A declining share of working age population will directly reduce the total size of the labour supply and it will indirectly affect the work force participation rate. That's a double whammy.The migration of young people is a major economic loss costing millions in lost revenue because the state is losing its future taxpayers. If the state loses people in there 20s - and that's often the case in SA - the South Australian taxpayer has funded their schooling. When it comes to those people paying back to the community by way of tax, it goes to Sydney or Melbourne instead.

An ageing population and slowing workforce growth means councils' ability to provide services will be outstripped by demand. An ageing community means fewer ratepayers, less taxpayers, less volunteers, less people to work with. For the first time in living memory, South Australia's population growth slipped below one percent (.9) as of March 2013.

The number of people in Adelaide aged 65 and over is set to double by 2050 to about 370,000 compared to 183,300 in 2011. The number of people aged 15-24 is expected to increase by about 23 per cent - to about 197,100 compared to 160,400 over the same period.

The youth flight and the ageing of the population will create some very serious 'knock-on' effects for the state but I will mention only one, and it is probably a minor effect. Pirating of staff will become intense. Businesses will notice a drop in performance and efficiency as staff leave for retirement or as young people continue to 'brain drain'. Pirating of human capital creates a ricochet effect through the political economy of organisations. Productivity falls away.

A fast cooking frog - newspapers

The August national newspaper circulation figures were very bad. Fairfax is in deep, deep trouble and News Corp is not far behind it.

The Advertiser's (Monday to Friday) circulation slipped 10 per cent to 155,635 of newspapers 'sold'. The reason I parenthesis 'sold' is that during the football season, more than 10,000 newspapers were hurled off a back of a truck at AAMI Stadium. The Sunday Mail has fallen by 9.3 percent to 246,007 copies sold.

The Advertiser has been trending down about 4 per cent year-on-year but a fall of 10 percent is unprecedented. One explanation may be the migration of readers to the digital form. If though, the 10 percent fall is a true figure, and there are no other explanations (such as sun spots, alien invasions, etc) for the decline except that the public has given print the 'heave ho', then The Advertiser may fold within three years. The tipping point is when production costs cannot be balanced against projected revenue. Will the digital lifeboat float? That remains to be seen.

[YOUR INSTRUCTIONS] From the article on South Australia's ageing population and falling newspaper sales, copy the passage starting at "The Advertiser has" and ending at "to be seen.", and rename "tipping point" to "breaking point".

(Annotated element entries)
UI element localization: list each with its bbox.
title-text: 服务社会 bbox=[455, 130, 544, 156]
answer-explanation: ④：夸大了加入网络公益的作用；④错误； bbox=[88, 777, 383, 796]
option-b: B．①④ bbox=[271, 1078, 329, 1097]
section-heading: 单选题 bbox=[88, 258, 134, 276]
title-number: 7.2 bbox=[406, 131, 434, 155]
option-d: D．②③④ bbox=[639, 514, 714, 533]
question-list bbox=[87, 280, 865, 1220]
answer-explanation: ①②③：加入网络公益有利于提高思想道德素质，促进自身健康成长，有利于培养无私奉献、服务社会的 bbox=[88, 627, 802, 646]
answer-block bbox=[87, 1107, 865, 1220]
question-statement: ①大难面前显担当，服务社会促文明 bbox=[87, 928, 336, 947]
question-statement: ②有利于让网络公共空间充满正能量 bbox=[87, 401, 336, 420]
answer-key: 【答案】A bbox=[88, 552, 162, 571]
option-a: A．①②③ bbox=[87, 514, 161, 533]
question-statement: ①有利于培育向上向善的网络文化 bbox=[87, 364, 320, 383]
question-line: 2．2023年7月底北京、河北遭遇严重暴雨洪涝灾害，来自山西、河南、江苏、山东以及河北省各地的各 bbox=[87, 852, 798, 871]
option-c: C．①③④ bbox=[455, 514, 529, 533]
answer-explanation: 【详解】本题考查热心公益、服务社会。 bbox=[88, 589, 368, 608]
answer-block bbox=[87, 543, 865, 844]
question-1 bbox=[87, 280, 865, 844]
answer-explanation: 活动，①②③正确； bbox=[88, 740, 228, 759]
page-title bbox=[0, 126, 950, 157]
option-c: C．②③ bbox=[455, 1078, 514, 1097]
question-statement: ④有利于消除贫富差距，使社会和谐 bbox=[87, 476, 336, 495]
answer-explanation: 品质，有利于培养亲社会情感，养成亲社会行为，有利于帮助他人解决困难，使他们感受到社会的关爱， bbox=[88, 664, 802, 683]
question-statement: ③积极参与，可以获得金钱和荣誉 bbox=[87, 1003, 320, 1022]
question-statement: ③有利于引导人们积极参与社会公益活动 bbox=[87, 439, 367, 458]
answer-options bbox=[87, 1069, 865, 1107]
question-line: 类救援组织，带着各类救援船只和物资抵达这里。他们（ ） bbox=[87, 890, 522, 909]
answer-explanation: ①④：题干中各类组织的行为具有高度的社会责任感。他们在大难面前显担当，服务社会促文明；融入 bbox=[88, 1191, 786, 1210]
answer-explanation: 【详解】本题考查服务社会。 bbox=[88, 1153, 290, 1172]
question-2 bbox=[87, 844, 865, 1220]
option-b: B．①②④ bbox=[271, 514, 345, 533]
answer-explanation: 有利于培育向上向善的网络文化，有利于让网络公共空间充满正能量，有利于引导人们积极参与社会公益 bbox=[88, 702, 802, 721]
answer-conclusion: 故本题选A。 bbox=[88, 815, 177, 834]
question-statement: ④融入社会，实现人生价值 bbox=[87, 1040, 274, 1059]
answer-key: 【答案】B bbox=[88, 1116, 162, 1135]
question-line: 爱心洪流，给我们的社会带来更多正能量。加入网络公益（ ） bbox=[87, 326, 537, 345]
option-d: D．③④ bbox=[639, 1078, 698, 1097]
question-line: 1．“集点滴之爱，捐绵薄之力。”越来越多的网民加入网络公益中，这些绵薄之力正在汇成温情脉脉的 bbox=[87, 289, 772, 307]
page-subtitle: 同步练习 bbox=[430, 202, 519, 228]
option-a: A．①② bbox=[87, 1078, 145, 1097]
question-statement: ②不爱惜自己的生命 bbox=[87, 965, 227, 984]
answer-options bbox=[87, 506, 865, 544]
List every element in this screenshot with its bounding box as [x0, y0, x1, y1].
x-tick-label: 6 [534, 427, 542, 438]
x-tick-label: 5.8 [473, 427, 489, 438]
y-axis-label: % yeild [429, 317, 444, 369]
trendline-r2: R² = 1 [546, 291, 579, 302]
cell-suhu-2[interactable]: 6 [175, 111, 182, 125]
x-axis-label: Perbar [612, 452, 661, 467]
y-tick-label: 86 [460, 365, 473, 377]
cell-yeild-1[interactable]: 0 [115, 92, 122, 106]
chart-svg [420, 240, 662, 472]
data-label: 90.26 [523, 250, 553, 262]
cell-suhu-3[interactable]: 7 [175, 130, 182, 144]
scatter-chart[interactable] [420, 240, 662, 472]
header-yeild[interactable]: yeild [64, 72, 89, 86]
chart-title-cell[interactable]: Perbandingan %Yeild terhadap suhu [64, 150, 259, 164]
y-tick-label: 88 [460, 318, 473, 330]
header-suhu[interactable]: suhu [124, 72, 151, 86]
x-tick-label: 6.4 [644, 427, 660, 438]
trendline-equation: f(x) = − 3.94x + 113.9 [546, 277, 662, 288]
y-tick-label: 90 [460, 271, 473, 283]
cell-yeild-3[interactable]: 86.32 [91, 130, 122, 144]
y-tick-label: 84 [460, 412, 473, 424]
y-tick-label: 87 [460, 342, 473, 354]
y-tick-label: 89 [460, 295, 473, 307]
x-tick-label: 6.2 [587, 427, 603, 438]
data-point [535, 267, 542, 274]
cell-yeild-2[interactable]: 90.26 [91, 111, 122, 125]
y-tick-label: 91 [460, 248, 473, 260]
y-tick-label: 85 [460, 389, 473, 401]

[WORKED ANSWER]
The Advertiser has been trending down about 4 per cent year-on-year but a fall of 10 percent is unprecedented. One explanation may be the migration of readers to the digital form. If though, the 10 percent fall is a true figure, and there are no other explanations (such as sun spots, alien invasions, etc) for the decline except that the public has given print the 'heave ho', then The Advertiser may fold within three years. The breaking point is when production costs cannot be balanced against projected revenue. Will the digital lifeboat float? That remains to be seen.